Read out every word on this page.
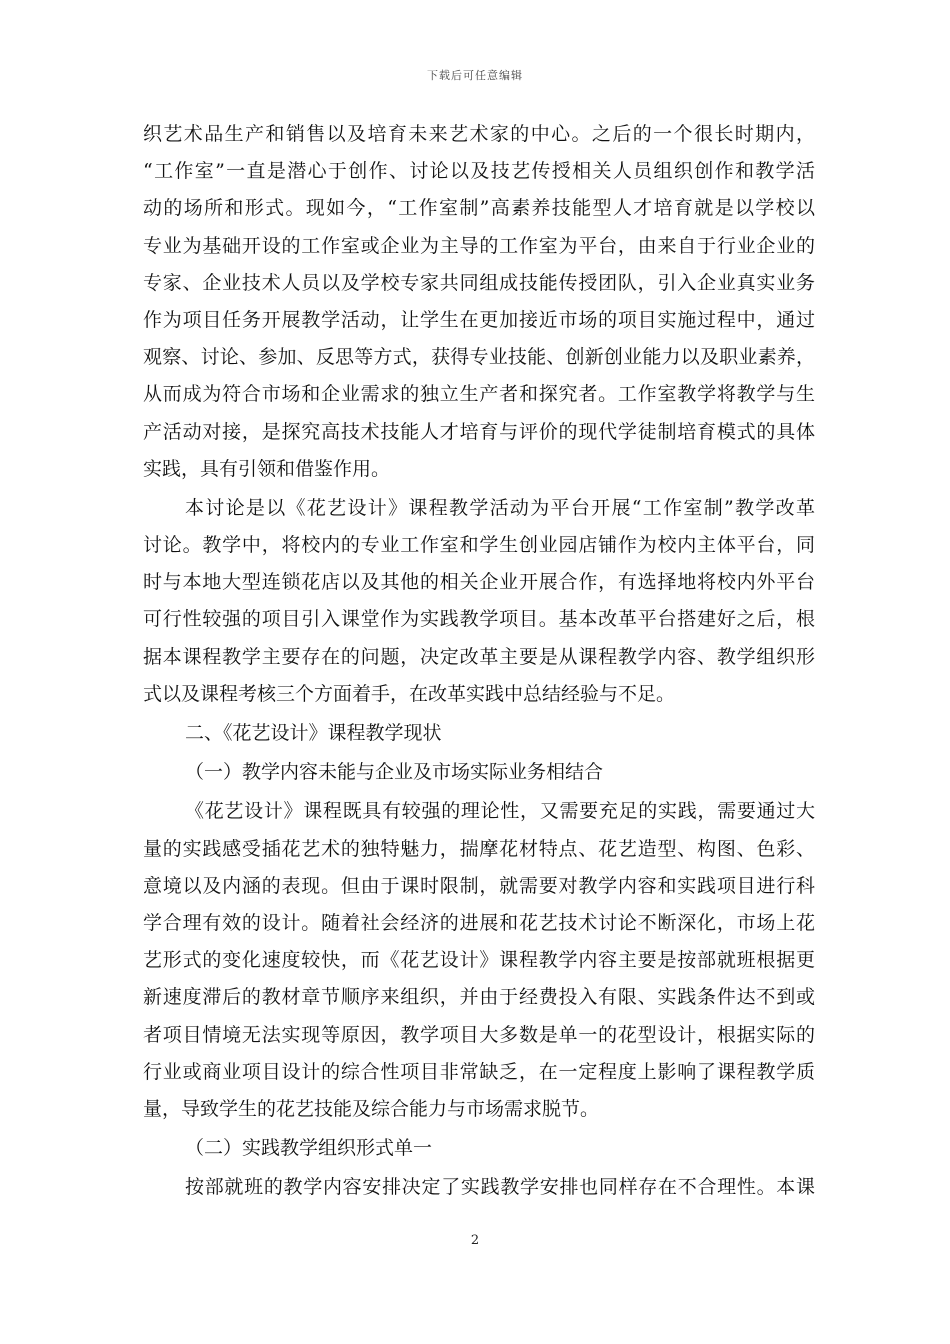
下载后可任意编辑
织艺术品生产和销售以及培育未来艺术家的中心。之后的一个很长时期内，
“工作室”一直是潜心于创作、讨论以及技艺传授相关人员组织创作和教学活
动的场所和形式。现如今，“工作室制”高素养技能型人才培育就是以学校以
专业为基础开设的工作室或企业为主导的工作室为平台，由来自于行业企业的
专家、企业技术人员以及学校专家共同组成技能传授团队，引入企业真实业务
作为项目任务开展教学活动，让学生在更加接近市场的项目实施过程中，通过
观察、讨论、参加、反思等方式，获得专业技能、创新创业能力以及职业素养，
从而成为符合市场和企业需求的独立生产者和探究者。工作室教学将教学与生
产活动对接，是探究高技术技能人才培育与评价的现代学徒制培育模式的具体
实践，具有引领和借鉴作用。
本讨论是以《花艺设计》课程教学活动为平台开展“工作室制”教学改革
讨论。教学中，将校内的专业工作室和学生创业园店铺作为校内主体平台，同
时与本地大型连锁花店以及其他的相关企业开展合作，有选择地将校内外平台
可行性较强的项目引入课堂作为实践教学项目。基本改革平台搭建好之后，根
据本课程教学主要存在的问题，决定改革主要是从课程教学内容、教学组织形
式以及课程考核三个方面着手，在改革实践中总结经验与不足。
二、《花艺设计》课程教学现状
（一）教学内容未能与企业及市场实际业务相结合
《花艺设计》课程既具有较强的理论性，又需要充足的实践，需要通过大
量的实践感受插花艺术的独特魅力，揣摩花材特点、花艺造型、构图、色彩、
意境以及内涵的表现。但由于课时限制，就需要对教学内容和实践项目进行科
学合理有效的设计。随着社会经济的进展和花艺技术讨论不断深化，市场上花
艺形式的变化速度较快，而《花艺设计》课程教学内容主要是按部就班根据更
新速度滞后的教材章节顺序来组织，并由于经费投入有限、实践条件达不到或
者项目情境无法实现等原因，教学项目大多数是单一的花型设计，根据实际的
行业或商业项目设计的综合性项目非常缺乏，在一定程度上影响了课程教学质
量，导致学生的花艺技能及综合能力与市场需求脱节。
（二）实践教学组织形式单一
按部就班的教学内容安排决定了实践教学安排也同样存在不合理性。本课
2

AIM:
Search the entries for the word "花艺设计" and pick out every line that holds it.

WRITTEN SOLUTION:
本讨论是以《花艺设计》课程教学活动为平台开展“工作室制”教学改革
二、《花艺设计》课程教学现状
《花艺设计》课程既具有较强的理论性，又需要充足的实践，需要通过大
艺形式的变化速度较快，而《花艺设计》课程教学内容主要是按部就班根据更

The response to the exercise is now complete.